======== Provided records ========
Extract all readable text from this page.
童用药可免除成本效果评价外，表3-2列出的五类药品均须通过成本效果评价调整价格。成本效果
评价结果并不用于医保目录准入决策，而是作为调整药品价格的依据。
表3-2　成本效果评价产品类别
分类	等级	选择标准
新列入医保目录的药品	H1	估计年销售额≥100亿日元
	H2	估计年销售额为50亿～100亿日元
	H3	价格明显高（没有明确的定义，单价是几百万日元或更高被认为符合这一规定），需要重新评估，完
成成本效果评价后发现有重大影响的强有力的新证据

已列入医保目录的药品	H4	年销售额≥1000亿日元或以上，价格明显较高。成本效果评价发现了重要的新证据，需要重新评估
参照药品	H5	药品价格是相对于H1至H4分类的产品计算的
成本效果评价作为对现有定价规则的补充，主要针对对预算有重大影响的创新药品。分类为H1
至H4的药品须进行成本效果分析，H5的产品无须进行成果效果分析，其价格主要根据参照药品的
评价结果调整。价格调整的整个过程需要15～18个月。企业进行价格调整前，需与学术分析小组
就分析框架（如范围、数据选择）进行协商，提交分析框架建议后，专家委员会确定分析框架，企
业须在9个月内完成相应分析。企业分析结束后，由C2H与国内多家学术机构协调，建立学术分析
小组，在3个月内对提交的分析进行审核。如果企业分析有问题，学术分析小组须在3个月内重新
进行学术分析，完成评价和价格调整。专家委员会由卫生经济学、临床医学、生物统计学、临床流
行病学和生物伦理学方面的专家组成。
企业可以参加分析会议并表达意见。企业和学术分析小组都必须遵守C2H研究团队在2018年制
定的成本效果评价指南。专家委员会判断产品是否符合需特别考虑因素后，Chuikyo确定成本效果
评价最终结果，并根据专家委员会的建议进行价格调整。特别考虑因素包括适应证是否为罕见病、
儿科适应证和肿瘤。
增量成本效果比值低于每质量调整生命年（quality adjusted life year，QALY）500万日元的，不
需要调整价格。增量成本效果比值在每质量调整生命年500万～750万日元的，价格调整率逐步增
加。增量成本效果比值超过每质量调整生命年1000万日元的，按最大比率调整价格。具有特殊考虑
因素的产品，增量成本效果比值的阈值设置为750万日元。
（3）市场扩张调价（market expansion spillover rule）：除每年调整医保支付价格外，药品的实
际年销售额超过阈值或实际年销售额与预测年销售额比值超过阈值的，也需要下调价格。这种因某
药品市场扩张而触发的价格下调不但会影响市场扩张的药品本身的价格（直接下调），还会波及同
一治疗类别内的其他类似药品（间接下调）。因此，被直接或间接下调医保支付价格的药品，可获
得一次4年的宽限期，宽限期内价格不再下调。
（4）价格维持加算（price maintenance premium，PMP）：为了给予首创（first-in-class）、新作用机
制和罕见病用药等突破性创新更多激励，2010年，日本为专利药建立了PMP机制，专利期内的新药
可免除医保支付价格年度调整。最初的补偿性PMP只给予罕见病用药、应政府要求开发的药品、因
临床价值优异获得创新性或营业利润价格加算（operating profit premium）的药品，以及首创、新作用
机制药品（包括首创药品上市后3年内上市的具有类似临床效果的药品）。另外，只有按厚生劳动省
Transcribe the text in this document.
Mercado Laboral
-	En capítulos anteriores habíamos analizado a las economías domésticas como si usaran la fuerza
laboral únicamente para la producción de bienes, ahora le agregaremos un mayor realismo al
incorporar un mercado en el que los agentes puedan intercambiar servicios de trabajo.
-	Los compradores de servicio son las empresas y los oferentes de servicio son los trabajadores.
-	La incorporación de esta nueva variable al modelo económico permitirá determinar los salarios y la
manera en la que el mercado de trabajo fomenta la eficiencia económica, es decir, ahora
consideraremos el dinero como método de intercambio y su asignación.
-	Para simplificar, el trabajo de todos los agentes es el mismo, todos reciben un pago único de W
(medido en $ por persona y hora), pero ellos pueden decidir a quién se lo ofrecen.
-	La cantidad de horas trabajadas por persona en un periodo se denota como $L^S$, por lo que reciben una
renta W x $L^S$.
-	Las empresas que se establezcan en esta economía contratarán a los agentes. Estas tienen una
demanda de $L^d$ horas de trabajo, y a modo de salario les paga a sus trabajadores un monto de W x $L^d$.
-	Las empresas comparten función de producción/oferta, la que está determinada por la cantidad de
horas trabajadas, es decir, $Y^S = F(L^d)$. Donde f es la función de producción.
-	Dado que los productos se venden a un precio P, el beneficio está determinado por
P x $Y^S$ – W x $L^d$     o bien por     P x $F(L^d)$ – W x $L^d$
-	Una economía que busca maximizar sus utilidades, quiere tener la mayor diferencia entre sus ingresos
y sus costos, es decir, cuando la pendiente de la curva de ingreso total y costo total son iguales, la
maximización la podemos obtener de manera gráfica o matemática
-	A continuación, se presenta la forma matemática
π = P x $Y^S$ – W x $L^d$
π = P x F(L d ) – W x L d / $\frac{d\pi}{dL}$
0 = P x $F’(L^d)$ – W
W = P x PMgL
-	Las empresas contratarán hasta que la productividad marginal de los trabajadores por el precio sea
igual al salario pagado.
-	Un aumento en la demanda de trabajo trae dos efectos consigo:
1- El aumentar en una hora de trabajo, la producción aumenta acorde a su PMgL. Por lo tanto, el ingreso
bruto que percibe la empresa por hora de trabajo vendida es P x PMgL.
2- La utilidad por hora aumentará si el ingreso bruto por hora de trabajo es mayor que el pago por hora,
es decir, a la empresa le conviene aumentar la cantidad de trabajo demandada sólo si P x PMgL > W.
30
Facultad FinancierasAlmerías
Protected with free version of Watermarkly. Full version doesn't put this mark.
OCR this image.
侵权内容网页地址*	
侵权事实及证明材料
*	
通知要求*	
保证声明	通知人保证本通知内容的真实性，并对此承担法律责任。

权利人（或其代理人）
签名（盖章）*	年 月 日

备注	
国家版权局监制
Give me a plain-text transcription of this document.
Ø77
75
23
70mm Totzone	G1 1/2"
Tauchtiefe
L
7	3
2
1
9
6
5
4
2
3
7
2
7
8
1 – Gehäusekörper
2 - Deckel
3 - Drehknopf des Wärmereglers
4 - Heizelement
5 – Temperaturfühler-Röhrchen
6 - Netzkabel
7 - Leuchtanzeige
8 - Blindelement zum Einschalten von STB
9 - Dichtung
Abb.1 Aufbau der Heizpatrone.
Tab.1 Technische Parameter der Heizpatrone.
========
The records above should be repeated in full, exactly as given.

Extract all readable text from this page.
童用药可免除成本效果评价外，表3-2列出的五类药品均须通过成本效果评价调整价格。成本效果
评价结果并不用于医保目录准入决策，而是作为调整药品价格的依据。
表3-2　成本效果评价产品类别
分类	等级	选择标准
新列入医保目录的药品	H1	估计年销售额≥100亿日元
	H2	估计年销售额为50亿～100亿日元
	H3	价格明显高（没有明确的定义，单价是几百万日元或更高被认为符合这一规定），需要重新评估，完
成成本效果评价后发现有重大影响的强有力的新证据

已列入医保目录的药品	H4	年销售额≥1000亿日元或以上，价格明显较高。成本效果评价发现了重要的新证据，需要重新评估
参照药品	H5	药品价格是相对于H1至H4分类的产品计算的
成本效果评价作为对现有定价规则的补充，主要针对对预算有重大影响的创新药品。分类为H1
至H4的药品须进行成本效果分析，H5的产品无须进行成果效果分析，其价格主要根据参照药品的
评价结果调整。价格调整的整个过程需要15～18个月。企业进行价格调整前，需与学术分析小组
就分析框架（如范围、数据选择）进行协商，提交分析框架建议后，专家委员会确定分析框架，企
业须在9个月内完成相应分析。企业分析结束后，由C2H与国内多家学术机构协调，建立学术分析
小组，在3个月内对提交的分析进行审核。如果企业分析有问题，学术分析小组须在3个月内重新
进行学术分析，完成评价和价格调整。专家委员会由卫生经济学、临床医学、生物统计学、临床流
行病学和生物伦理学方面的专家组成。
企业可以参加分析会议并表达意见。企业和学术分析小组都必须遵守C2H研究团队在2018年制
定的成本效果评价指南。专家委员会判断产品是否符合需特别考虑因素后，Chuikyo确定成本效果
评价最终结果，并根据专家委员会的建议进行价格调整。特别考虑因素包括适应证是否为罕见病、
儿科适应证和肿瘤。
增量成本效果比值低于每质量调整生命年（quality adjusted life year，QALY）500万日元的，不
需要调整价格。增量成本效果比值在每质量调整生命年500万～750万日元的，价格调整率逐步增
加。增量成本效果比值超过每质量调整生命年1000万日元的，按最大比率调整价格。具有特殊考虑
因素的产品，增量成本效果比值的阈值设置为750万日元。
（3）市场扩张调价（market expansion spillover rule）：除每年调整医保支付价格外，药品的实
际年销售额超过阈值或实际年销售额与预测年销售额比值超过阈值的，也需要下调价格。这种因某
药品市场扩张而触发的价格下调不但会影响市场扩张的药品本身的价格（直接下调），还会波及同
一治疗类别内的其他类似药品（间接下调）。因此，被直接或间接下调医保支付价格的药品，可获
得一次4年的宽限期，宽限期内价格不再下调。
（4）价格维持加算（price maintenance premium，PMP）：为了给予首创（first-in-class）、新作用机
制和罕见病用药等突破性创新更多激励，2010年，日本为专利药建立了PMP机制，专利期内的新药
可免除医保支付价格年度调整。最初的补偿性PMP只给予罕见病用药、应政府要求开发的药品、因
临床价值优异获得创新性或营业利润价格加算（operating profit premium）的药品，以及首创、新作用
机制药品（包括首创药品上市后3年内上市的具有类似临床效果的药品）。另外，只有按厚生劳动省
Transcribe the text in this document.
Mercado Laboral
-	En capítulos anteriores habíamos analizado a las economías domésticas como si usaran la fuerza
laboral únicamente para la producción de bienes, ahora le agregaremos un mayor realismo al
incorporar un mercado en el que los agentes puedan intercambiar servicios de trabajo.
-	Los compradores de servicio son las empresas y los oferentes de servicio son los trabajadores.
-	La incorporación de esta nueva variable al modelo económico permitirá determinar los salarios y la
manera en la que el mercado de trabajo fomenta la eficiencia económica, es decir, ahora
consideraremos el dinero como método de intercambio y su asignación.
-	Para simplificar, el trabajo de todos los agentes es el mismo, todos reciben un pago único de W
(medido en $ por persona y hora), pero ellos pueden decidir a quién se lo ofrecen.
-	La cantidad de horas trabajadas por persona en un periodo se denota como $L^S$, por lo que reciben una
renta W x $L^S$.
-	Las empresas que se establezcan en esta economía contratarán a los agentes. Estas tienen una
demanda de $L^d$ horas de trabajo, y a modo de salario les paga a sus trabajadores un monto de W x $L^d$.
-	Las empresas comparten función de producción/oferta, la que está determinada por la cantidad de
horas trabajadas, es decir, $Y^S = F(L^d)$. Donde f es la función de producción.
-	Dado que los productos se venden a un precio P, el beneficio está determinado por
P x $Y^S$ – W x $L^d$     o bien por     P x $F(L^d)$ – W x $L^d$
-	Una economía que busca maximizar sus utilidades, quiere tener la mayor diferencia entre sus ingresos
y sus costos, es decir, cuando la pendiente de la curva de ingreso total y costo total son iguales, la
maximización la podemos obtener de manera gráfica o matemática
-	A continuación, se presenta la forma matemática
π = P x $Y^S$ – W x $L^d$
π = P x F(L d ) – W x L d / $\frac{d\pi}{dL}$
0 = P x $F’(L^d)$ – W
W = P x PMgL
-	Las empresas contratarán hasta que la productividad marginal de los trabajadores por el precio sea
igual al salario pagado.
-	Un aumento en la demanda de trabajo trae dos efectos consigo:
1- El aumentar en una hora de trabajo, la producción aumenta acorde a su PMgL. Por lo tanto, el ingreso
bruto que percibe la empresa por hora de trabajo vendida es P x PMgL.
2- La utilidad por hora aumentará si el ingreso bruto por hora de trabajo es mayor que el pago por hora,
es decir, a la empresa le conviene aumentar la cantidad de trabajo demandada sólo si P x PMgL > W.
30
Facultad FinancierasAlmerías
Protected with free version of Watermarkly. Full version doesn't put this mark.
OCR this image.
侵权内容网页地址*	
侵权事实及证明材料
*	
通知要求*	
保证声明	通知人保证本通知内容的真实性，并对此承担法律责任。

权利人（或其代理人）
签名（盖章）*	年 月 日

备注	
国家版权局监制
Give me a plain-text transcription of this document.
Ø77
75
23
70mm Totzone	G1 1/2"
Tauchtiefe
L
7	3
2
1
9
6
5
4
2
3
7
2
7
8
1 – Gehäusekörper
2 - Deckel
3 - Drehknopf des Wärmereglers
4 - Heizelement
5 – Temperaturfühler-Röhrchen
6 - Netzkabel
7 - Leuchtanzeige
8 - Blindelement zum Einschalten von STB
9 - Dichtung
Abb.1 Aufbau der Heizpatrone.
Tab.1 Technische Parameter der Heizpatrone.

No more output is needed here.